| Exercise brief |
Write out the data below exactly as given, without any of its pictures.

| Material supplied |

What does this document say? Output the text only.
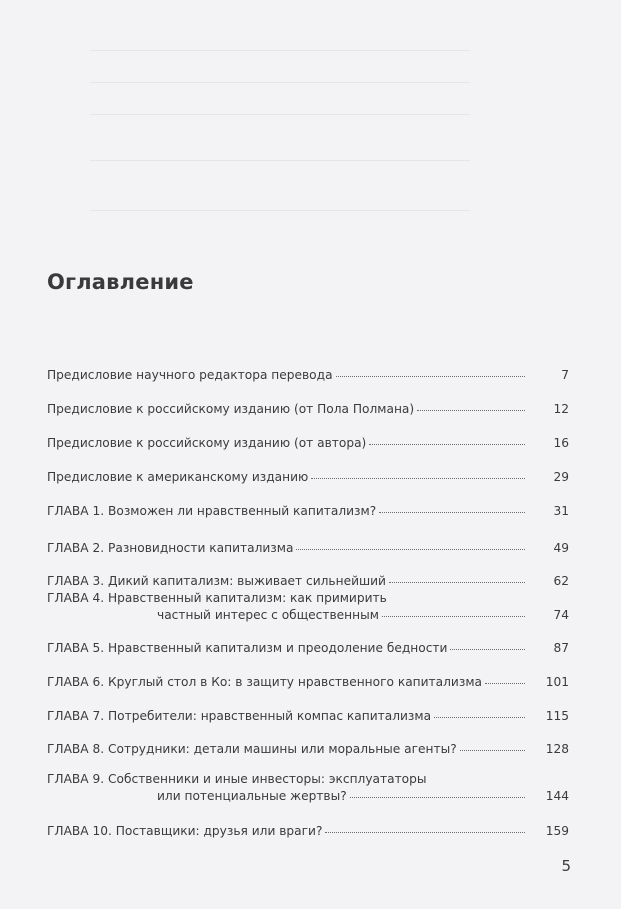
Оглавление
Предисловие научного редактора перевода	7
Предисловие к российскому изданию (от Пола Полмана)	12
Предисловие к российскому изданию (от автора)	16
Предисловие к американскому изданию	29
ГЛАВА 1. Возможен ли нравственный капитализм?	31
ГЛАВА 2. Разновидности капитализма	49
ГЛАВА 3. Дикий капитализм: выживает сильнейший	62
ГЛАВА 4. Нравственный капитализм: как примирить
частный интерес с общественным	74
ГЛАВА 5. Нравственный капитализм и преодоление бедности	87
ГЛАВА 6. Круглый стол в Ко: в защиту нравственного капитализма	101
ГЛАВА 7. Потребители: нравственный компас капитализма	115
ГЛАВА 8. Сотрудники: детали машины или моральные агенты?	128
ГЛАВА 9. Собственники и иные инвесторы: эксплуататоры
или потенциальные жертвы?	144
ГЛАВА 10. Поставщики: друзья или враги?	159
5
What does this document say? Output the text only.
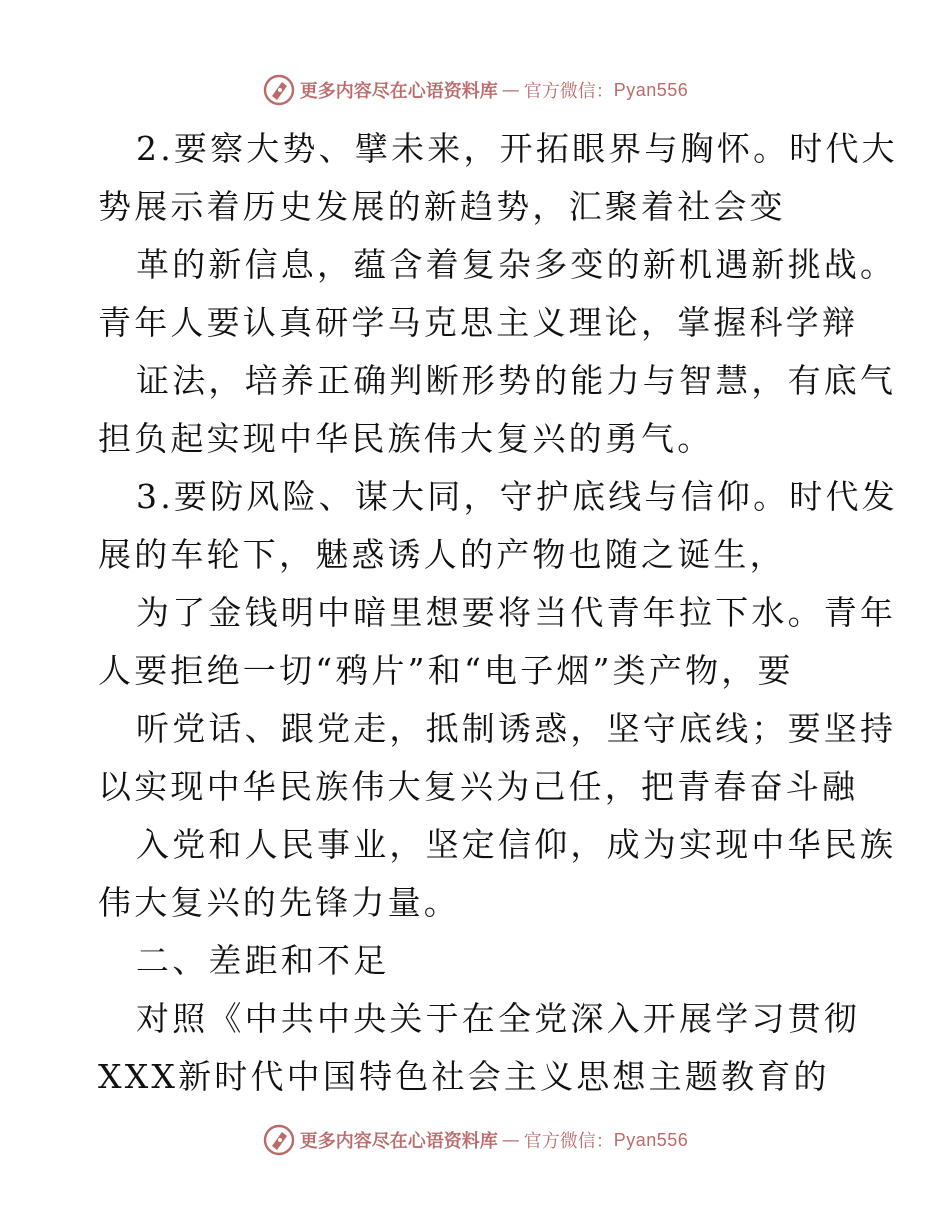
更多内容尽在心语资料库 — 官方微信： Pyan556
2.要察大势、擘未来，开拓眼界与胸怀。时代大
势展示着历史发展的新趋势，汇聚着社会变
革的新信息，蕴含着复杂多变的新机遇新挑战。
青年人要认真研学马克思主义理论，掌握科学辩
证法，培养正确判断形势的能力与智慧，有底气
担负起实现中华民族伟大复兴的勇气。
3.要防风险、谋大同，守护底线与信仰。时代发
展的车轮下，魅惑诱人的产物也随之诞生，
为了金钱明中暗里想要将当代青年拉下水。青年
人要拒绝一切“鸦片”和“电子烟”类产物，要
听党话、跟党走，抵制诱惑，坚守底线；要坚持
以实现中华民族伟大复兴为己任，把青春奋斗融
入党和人民事业，坚定信仰，成为实现中华民族
伟大复兴的先锋力量。
二、差距和不足
对照《中共中央关于在全党深入开展学习贯彻
XXX新时代中国特色社会主义思想主题教育的
更多内容尽在心语资料库 — 官方微信： Pyan556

| Written reply |
What does this document say? Output the text only.
Оглавление
Предисловие научного редактора перевода	7
Предисловие к российскому изданию (от Пола Полмана)	12
Предисловие к российскому изданию (от автора)	16
Предисловие к американскому изданию	29
ГЛАВА 1. Возможен ли нравственный капитализм?	31
ГЛАВА 2. Разновидности капитализма	49
ГЛАВА 3. Дикий капитализм: выживает сильнейший	62
ГЛАВА 4. Нравственный капитализм: как примирить
частный интерес с общественным	74
ГЛАВА 5. Нравственный капитализм и преодоление бедности	87
ГЛАВА 6. Круглый стол в Ко: в защиту нравственного капитализма	101
ГЛАВА 7. Потребители: нравственный компас капитализма	115
ГЛАВА 8. Сотрудники: детали машины или моральные агенты?	128
ГЛАВА 9. Собственники и иные инвесторы: эксплуататоры
или потенциальные жертвы?	144
ГЛАВА 10. Поставщики: друзья или враги?	159
5
What does this document say? Output the text only.
更多内容尽在心语资料库 — 官方微信： Pyan556
2.要察大势、擘未来，开拓眼界与胸怀。时代大
势展示着历史发展的新趋势，汇聚着社会变
革的新信息，蕴含着复杂多变的新机遇新挑战。
青年人要认真研学马克思主义理论，掌握科学辩
证法，培养正确判断形势的能力与智慧，有底气
担负起实现中华民族伟大复兴的勇气。
3.要防风险、谋大同，守护底线与信仰。时代发
展的车轮下，魅惑诱人的产物也随之诞生，
为了金钱明中暗里想要将当代青年拉下水。青年
人要拒绝一切“鸦片”和“电子烟”类产物，要
听党话、跟党走，抵制诱惑，坚守底线；要坚持
以实现中华民族伟大复兴为己任，把青春奋斗融
入党和人民事业，坚定信仰，成为实现中华民族
伟大复兴的先锋力量。
二、差距和不足
对照《中共中央关于在全党深入开展学习贯彻
XXX新时代中国特色社会主义思想主题教育的
更多内容尽在心语资料库 — 官方微信： Pyan556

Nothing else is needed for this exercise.